SHORT EXERCISE:
Report every line in the listing below where the string "productos" shows up.

——————————

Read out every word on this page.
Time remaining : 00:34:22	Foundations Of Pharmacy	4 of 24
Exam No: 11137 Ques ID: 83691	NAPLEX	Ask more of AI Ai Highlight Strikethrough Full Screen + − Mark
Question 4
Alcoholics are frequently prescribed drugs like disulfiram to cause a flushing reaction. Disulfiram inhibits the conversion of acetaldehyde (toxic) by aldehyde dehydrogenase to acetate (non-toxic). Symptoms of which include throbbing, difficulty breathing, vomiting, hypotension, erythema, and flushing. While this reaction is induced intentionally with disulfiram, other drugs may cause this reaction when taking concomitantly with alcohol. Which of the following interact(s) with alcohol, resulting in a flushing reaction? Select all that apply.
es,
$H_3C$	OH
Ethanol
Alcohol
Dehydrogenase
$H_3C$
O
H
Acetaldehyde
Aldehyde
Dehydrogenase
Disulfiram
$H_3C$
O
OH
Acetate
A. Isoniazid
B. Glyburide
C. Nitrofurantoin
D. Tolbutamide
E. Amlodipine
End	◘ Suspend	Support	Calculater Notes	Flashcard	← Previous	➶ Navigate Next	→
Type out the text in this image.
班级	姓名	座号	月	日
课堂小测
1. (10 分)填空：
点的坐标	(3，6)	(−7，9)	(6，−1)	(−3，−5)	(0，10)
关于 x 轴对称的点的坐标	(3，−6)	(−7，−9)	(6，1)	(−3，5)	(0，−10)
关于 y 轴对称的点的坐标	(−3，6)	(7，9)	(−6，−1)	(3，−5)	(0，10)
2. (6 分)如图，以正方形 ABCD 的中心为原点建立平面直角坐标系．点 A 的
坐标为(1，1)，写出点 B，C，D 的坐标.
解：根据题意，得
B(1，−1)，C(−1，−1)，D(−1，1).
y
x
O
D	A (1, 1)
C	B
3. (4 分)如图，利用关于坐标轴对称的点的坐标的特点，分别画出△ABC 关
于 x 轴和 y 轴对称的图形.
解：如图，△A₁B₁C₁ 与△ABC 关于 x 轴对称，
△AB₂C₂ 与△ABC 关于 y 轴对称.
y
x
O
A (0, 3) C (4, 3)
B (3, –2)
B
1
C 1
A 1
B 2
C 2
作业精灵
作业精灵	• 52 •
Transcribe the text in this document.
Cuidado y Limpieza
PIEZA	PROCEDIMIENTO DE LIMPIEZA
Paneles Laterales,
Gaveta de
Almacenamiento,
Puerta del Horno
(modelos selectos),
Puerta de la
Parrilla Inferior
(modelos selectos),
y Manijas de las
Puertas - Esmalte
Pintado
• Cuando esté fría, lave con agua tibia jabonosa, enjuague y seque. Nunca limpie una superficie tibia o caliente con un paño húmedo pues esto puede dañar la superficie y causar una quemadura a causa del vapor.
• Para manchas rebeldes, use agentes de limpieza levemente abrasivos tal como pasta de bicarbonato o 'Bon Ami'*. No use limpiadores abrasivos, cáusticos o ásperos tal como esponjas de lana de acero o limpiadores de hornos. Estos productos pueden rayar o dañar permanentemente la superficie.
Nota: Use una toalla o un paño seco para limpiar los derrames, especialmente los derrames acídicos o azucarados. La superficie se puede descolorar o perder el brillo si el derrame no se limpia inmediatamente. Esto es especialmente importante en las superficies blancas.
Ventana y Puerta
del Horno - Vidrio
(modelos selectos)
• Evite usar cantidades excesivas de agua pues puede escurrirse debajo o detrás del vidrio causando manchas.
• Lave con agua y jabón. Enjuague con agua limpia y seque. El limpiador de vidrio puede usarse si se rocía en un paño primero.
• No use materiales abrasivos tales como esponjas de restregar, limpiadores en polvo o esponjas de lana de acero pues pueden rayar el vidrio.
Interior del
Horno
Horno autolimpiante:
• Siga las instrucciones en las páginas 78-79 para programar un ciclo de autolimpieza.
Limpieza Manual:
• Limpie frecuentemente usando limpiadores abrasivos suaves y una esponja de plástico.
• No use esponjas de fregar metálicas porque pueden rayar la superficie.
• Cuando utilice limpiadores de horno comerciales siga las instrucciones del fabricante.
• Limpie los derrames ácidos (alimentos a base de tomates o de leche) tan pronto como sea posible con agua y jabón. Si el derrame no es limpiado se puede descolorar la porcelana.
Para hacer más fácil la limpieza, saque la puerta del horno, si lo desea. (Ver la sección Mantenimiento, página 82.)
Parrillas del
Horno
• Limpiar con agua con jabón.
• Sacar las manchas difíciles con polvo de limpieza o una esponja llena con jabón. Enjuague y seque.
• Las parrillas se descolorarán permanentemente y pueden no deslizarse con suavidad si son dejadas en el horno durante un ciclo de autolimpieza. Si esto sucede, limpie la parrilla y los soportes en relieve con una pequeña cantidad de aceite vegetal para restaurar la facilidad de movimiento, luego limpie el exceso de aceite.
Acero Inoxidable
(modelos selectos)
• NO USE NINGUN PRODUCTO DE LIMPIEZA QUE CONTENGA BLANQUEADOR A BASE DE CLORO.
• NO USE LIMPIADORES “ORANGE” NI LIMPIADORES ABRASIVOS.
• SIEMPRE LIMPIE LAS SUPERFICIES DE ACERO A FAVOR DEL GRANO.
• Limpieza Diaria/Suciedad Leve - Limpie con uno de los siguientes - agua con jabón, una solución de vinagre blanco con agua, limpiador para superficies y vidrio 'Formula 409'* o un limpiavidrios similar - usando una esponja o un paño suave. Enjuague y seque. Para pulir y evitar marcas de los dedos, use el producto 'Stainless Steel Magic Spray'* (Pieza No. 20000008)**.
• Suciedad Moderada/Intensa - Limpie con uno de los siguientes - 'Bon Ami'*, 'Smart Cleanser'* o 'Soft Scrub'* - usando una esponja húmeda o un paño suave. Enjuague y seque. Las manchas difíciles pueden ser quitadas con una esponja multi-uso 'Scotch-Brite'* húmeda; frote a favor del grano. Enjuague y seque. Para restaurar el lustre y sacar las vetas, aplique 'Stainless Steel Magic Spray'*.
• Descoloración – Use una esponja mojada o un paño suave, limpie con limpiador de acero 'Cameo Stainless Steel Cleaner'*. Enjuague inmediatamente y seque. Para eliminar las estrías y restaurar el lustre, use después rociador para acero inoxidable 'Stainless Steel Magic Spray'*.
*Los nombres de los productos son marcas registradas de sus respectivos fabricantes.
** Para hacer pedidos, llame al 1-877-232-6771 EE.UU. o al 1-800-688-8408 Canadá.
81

——————————

TASK SOLUTION:
• Para manchas rebeldes, use agentes de limpieza levemente abrasivos tal como pasta de bicarbonato o 'Bon Ami'*. No use limpiadores abrasivos, cáusticos o ásperos tal como esponjas de lana de acero o limpiadores de hornos. Estos productos pueden rayar o dañar permanentemente la superficie.
*Los nombres de los productos son marcas registradas de sus respectivos fabricantes.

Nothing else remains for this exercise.